## BEGIN

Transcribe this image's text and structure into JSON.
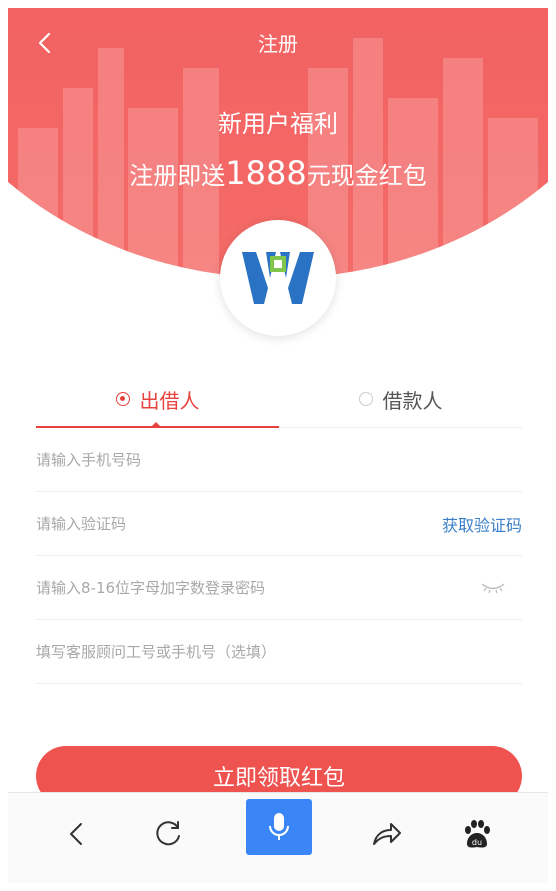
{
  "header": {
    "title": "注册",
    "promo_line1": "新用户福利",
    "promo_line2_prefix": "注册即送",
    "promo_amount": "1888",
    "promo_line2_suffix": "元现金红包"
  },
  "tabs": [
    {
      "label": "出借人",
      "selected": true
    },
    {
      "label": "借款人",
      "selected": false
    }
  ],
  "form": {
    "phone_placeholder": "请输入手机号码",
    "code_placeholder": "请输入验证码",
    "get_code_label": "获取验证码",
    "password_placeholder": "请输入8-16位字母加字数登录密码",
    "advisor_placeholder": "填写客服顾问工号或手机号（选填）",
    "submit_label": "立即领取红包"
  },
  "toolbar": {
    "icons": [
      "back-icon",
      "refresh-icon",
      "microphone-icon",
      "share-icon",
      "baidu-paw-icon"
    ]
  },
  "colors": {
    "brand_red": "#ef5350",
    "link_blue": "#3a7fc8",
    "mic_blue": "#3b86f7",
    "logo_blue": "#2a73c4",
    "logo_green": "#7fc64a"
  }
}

## END
## BEGIN

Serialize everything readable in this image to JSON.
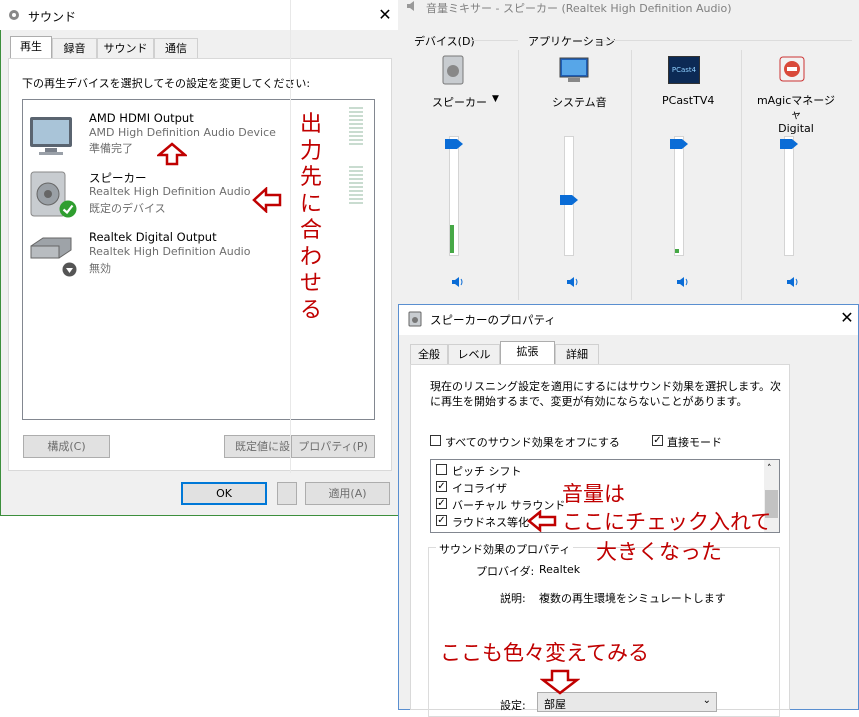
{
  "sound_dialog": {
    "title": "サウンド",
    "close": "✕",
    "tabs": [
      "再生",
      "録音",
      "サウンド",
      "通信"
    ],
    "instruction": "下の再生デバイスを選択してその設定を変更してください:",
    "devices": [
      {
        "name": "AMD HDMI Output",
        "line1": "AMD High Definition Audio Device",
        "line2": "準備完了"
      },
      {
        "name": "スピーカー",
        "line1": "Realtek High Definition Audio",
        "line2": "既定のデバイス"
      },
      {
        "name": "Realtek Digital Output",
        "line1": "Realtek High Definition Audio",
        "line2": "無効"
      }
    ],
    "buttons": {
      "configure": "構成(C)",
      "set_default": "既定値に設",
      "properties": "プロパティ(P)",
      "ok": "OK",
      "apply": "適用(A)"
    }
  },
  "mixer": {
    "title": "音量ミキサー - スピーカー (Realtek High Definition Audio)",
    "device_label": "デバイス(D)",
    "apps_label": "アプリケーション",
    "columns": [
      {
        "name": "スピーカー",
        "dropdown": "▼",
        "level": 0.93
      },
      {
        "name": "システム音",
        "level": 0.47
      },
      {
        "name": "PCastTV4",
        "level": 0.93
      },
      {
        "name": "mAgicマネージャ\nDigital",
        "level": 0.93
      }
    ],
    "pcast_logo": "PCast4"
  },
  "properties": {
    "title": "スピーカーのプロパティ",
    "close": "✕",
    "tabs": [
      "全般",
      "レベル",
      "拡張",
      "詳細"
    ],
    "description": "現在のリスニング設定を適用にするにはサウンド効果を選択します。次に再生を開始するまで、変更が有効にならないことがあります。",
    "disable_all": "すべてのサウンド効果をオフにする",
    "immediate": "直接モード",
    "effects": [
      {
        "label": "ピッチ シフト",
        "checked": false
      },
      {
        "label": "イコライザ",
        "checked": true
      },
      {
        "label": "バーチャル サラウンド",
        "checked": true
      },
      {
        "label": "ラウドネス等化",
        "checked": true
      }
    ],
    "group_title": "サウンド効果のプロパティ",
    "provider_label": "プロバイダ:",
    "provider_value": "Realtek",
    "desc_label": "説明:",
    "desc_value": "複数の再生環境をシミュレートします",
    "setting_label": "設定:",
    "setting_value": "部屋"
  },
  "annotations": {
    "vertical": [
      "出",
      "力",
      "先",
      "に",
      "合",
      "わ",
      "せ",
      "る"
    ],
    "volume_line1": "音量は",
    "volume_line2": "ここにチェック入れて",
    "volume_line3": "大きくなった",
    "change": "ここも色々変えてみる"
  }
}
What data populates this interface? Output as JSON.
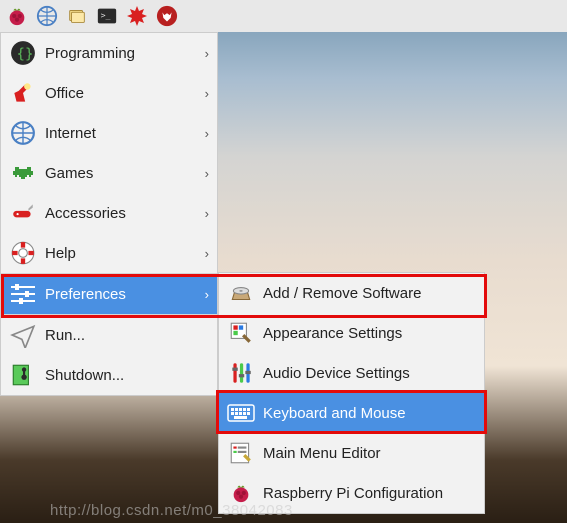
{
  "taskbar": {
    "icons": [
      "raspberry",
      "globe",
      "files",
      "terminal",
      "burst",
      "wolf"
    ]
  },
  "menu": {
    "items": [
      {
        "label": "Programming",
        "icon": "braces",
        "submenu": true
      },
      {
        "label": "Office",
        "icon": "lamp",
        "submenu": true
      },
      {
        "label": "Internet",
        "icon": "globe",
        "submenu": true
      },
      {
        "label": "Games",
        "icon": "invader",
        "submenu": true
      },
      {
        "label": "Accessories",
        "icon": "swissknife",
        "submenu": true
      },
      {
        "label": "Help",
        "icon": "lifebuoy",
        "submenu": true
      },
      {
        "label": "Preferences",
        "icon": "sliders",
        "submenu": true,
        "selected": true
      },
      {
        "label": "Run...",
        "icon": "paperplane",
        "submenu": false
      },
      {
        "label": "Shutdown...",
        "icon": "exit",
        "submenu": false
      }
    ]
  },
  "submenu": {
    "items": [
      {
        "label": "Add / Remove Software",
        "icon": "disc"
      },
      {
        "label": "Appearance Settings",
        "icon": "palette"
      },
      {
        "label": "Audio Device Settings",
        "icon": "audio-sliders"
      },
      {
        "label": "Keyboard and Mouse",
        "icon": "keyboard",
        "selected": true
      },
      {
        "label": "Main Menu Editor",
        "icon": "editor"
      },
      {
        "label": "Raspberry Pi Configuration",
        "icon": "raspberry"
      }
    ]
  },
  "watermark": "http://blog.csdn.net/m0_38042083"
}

## END

*STATED GOAL:* Among the entries above, how many lines hold the string "image"? Respond with nothing but the number.

*TASK RESPONSE:* 2